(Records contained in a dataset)
....

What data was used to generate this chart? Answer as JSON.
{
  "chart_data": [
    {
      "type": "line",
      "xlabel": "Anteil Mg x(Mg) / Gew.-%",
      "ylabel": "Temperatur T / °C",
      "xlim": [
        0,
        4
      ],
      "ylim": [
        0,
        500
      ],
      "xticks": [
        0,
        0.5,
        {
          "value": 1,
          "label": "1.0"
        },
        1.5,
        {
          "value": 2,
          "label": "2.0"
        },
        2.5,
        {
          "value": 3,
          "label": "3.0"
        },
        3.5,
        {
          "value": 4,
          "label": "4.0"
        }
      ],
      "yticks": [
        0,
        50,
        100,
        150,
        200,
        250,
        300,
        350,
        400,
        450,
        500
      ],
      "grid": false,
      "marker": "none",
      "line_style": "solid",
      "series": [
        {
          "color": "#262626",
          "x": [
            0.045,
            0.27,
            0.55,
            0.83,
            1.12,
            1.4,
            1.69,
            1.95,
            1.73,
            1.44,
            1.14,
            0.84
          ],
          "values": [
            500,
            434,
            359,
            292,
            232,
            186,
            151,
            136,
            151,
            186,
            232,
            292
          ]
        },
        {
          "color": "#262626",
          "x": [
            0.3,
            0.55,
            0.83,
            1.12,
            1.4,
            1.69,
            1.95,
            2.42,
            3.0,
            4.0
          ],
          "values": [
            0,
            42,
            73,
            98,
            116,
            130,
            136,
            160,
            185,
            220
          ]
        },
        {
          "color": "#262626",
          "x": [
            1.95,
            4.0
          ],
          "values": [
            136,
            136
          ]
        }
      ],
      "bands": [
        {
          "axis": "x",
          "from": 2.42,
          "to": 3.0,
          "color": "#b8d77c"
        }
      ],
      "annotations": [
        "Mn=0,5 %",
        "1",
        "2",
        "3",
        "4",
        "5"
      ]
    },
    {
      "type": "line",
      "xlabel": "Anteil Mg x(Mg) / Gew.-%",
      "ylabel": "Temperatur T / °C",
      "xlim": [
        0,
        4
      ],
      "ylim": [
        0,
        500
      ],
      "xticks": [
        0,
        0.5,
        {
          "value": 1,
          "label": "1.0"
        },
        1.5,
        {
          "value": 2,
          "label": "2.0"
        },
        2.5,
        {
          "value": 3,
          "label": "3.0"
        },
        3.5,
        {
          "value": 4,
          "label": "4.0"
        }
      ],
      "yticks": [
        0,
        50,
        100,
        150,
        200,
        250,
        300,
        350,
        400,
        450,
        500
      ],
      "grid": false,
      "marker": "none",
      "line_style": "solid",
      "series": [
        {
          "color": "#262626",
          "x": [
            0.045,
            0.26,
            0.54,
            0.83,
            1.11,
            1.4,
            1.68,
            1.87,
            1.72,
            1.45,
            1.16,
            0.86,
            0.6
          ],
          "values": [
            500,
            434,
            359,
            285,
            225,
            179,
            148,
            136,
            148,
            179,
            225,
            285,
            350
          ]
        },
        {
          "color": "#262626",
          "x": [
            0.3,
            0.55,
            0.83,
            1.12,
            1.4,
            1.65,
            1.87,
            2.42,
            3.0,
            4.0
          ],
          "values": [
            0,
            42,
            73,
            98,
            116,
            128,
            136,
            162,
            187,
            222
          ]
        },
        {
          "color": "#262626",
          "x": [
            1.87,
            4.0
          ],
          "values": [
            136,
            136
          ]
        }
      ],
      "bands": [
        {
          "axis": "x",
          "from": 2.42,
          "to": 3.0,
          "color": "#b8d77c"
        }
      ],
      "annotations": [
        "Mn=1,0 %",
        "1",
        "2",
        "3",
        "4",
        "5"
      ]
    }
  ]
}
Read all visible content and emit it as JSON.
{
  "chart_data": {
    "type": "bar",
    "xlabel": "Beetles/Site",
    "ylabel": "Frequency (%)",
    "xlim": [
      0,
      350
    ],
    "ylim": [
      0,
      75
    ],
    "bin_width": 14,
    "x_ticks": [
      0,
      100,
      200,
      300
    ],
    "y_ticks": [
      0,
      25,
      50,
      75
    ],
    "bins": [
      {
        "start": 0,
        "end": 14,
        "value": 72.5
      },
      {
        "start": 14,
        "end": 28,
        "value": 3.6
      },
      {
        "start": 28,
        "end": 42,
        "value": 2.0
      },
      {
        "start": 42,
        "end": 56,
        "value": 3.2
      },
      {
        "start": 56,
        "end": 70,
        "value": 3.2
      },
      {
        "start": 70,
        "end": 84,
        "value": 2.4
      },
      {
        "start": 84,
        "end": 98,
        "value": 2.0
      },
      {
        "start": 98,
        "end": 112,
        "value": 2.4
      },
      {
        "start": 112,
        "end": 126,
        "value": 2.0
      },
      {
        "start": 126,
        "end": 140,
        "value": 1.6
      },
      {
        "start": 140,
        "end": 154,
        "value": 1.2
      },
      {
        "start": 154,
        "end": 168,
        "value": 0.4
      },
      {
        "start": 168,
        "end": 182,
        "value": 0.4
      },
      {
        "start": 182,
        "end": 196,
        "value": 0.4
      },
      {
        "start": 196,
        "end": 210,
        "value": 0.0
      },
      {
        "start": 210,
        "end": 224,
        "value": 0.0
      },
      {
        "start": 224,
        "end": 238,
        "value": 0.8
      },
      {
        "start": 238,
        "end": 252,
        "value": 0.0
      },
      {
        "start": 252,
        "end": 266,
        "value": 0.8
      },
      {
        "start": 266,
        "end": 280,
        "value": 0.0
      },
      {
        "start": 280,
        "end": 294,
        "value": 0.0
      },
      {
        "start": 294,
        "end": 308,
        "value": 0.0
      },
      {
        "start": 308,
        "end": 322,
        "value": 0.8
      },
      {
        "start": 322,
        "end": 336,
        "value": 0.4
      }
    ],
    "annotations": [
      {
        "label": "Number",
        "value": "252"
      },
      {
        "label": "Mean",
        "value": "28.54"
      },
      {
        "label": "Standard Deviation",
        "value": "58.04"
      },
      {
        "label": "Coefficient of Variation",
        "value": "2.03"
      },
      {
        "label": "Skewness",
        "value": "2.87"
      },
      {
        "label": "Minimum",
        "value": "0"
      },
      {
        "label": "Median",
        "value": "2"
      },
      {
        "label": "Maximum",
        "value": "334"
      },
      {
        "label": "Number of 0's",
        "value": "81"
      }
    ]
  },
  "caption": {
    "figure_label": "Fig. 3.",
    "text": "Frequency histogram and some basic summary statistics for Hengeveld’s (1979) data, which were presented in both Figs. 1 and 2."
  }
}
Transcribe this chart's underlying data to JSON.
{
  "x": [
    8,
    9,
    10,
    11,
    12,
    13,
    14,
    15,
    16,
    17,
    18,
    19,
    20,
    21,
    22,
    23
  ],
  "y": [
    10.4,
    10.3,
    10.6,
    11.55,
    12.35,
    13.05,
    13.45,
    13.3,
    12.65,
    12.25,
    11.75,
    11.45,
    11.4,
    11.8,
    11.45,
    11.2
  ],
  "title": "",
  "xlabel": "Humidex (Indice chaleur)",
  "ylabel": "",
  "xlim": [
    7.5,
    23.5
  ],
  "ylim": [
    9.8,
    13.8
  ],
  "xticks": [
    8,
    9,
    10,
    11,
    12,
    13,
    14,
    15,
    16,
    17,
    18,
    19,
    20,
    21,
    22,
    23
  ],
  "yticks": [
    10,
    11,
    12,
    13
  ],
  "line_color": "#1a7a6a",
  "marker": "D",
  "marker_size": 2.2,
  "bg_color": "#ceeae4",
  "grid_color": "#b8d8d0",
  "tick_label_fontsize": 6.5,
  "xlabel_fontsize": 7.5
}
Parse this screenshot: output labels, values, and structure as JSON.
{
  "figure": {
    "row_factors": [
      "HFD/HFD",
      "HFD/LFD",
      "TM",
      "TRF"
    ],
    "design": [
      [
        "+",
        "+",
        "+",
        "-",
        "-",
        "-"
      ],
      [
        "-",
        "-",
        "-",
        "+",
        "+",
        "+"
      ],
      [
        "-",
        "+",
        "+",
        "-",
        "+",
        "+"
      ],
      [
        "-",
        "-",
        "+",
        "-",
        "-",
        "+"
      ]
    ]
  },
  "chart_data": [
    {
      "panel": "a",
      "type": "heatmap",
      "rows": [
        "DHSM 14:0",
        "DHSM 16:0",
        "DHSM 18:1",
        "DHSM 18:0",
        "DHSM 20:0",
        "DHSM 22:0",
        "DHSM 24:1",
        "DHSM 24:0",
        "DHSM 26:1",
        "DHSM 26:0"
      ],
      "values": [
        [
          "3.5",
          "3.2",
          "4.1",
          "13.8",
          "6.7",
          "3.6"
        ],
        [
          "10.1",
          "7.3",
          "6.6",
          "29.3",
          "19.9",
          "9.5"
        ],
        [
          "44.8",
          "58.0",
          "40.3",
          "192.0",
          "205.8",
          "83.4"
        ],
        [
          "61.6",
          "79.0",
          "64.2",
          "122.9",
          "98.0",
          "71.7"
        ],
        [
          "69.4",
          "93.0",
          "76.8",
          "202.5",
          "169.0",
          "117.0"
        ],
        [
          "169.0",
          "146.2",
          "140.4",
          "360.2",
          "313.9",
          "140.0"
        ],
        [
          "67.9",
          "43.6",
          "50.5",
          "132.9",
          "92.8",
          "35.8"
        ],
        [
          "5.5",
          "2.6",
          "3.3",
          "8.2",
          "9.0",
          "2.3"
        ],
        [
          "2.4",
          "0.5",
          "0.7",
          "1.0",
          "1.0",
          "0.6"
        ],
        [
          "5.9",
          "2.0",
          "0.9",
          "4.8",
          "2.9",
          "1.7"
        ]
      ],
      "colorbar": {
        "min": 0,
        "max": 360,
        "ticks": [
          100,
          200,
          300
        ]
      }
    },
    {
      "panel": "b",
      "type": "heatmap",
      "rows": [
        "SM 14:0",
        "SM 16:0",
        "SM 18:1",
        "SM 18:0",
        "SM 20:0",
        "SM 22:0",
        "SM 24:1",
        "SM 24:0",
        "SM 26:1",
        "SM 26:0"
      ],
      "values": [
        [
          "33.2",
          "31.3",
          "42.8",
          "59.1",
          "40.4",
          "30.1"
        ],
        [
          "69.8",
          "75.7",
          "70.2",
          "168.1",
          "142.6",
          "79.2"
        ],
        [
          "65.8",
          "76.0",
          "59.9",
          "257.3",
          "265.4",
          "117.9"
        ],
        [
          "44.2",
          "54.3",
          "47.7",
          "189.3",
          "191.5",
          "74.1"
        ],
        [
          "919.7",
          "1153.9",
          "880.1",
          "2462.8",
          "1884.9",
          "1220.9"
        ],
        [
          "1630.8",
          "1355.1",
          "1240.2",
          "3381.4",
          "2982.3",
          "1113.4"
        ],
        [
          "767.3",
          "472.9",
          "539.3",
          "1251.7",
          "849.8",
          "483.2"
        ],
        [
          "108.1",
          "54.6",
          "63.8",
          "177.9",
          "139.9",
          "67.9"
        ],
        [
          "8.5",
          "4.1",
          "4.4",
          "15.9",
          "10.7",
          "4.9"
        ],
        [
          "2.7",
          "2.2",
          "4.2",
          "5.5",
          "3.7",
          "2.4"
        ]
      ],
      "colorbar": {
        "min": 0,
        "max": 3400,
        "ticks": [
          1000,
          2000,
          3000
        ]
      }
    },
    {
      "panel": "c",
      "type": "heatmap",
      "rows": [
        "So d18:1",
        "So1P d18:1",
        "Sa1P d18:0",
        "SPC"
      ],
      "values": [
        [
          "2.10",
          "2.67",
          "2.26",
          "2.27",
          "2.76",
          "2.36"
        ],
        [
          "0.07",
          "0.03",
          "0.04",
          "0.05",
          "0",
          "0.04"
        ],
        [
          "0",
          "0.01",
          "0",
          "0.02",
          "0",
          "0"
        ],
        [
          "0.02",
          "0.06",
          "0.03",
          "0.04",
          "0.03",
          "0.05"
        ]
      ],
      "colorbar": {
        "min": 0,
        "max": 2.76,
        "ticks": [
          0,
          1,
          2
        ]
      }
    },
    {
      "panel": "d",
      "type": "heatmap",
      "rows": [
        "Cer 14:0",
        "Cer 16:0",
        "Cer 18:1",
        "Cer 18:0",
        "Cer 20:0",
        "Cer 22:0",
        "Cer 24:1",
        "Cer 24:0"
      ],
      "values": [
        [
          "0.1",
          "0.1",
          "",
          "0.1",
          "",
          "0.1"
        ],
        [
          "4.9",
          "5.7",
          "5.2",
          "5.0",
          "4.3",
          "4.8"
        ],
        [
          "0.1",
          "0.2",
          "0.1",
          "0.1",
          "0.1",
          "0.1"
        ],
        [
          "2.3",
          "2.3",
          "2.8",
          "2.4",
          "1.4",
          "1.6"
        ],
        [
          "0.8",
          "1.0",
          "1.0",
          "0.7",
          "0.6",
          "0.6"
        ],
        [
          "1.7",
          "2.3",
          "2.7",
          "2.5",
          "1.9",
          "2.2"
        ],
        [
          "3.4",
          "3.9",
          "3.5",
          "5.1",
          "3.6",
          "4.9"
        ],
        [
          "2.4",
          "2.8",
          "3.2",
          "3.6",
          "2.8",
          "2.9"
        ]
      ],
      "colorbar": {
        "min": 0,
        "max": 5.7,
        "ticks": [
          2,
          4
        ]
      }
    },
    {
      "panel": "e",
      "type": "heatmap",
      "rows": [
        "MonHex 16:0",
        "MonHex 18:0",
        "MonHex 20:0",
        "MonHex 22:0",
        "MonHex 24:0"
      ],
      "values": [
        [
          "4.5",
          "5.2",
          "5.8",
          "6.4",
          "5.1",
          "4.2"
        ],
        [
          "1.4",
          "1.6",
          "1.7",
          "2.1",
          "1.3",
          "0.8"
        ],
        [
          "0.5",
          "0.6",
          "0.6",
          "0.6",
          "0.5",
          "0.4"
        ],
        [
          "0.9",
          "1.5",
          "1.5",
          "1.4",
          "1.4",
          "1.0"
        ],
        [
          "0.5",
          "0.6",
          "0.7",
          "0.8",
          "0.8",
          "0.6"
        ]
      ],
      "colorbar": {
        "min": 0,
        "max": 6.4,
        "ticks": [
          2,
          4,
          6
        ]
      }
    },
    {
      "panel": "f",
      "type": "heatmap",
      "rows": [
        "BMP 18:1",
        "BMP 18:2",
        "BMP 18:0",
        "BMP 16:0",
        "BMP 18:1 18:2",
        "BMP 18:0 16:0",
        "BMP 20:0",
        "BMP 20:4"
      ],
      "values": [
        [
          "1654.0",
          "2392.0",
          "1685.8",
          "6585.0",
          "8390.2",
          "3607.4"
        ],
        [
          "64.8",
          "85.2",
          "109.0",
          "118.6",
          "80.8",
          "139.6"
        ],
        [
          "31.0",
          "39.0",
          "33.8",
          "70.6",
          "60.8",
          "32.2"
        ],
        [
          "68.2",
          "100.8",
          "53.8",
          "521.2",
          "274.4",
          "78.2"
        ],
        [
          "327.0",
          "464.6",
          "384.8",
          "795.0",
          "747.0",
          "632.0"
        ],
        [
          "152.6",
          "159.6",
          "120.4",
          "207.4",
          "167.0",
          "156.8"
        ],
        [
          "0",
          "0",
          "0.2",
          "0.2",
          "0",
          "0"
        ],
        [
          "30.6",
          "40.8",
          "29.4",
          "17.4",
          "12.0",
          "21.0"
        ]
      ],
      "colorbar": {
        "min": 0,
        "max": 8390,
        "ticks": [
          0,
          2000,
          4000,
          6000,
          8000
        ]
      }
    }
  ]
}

....

-- WHAT THE TASK ASKS --
Look above for every line with the word "JSON" and copy it.

-- RESULT FOR THIS EXERCISE --
What data was used to generate this chart? Answer as JSON.
Read all visible content and emit it as JSON.
Transcribe this chart's underlying data to JSON.
Parse this screenshot: output labels, values, and structure as JSON.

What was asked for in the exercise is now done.